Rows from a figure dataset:
########################################

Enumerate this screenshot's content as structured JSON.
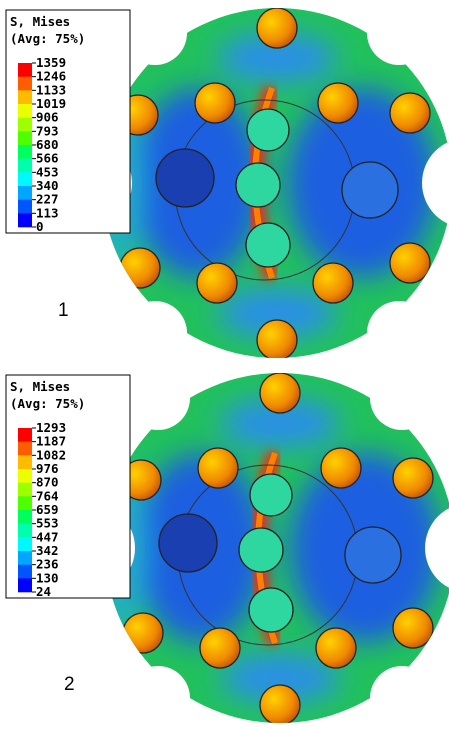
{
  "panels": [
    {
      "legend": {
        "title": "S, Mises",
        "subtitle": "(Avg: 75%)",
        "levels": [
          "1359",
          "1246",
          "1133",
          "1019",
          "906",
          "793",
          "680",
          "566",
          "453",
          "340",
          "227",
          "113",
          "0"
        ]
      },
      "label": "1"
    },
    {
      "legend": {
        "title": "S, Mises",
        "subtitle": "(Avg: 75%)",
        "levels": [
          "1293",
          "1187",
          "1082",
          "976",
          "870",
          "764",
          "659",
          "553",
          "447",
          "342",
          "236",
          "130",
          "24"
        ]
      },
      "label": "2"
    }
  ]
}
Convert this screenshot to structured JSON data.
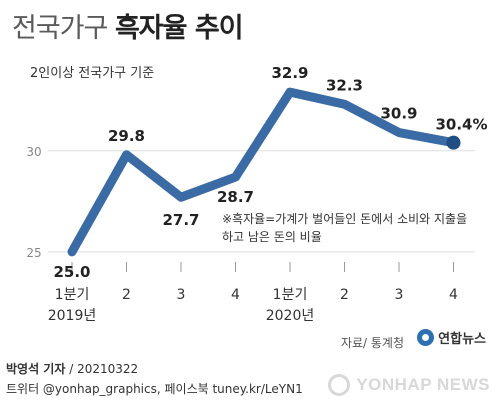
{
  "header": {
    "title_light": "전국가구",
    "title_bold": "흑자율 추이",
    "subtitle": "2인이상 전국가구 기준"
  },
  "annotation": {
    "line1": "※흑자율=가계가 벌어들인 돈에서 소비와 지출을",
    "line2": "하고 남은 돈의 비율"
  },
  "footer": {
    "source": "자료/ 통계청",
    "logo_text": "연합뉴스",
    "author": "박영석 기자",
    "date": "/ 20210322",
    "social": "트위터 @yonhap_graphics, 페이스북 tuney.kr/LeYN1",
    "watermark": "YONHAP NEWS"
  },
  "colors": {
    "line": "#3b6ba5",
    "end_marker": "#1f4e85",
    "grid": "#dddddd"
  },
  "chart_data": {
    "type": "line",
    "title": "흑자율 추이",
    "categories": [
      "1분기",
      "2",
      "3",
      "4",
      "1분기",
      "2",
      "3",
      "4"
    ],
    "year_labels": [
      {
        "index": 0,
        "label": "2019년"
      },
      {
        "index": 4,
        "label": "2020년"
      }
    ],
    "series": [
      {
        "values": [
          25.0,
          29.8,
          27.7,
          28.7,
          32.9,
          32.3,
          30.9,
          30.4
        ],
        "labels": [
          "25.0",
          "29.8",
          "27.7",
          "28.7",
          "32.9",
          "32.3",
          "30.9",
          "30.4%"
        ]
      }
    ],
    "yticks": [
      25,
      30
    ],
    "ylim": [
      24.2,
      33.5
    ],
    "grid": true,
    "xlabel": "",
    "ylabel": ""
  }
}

########################################

## [Given request]
Identify the lines of the entries containing the string "this". Copy each such line.

## [The solution]
Enumerate this screenshot's content as structured JSON.
Convert this screenshot to structured JSON data.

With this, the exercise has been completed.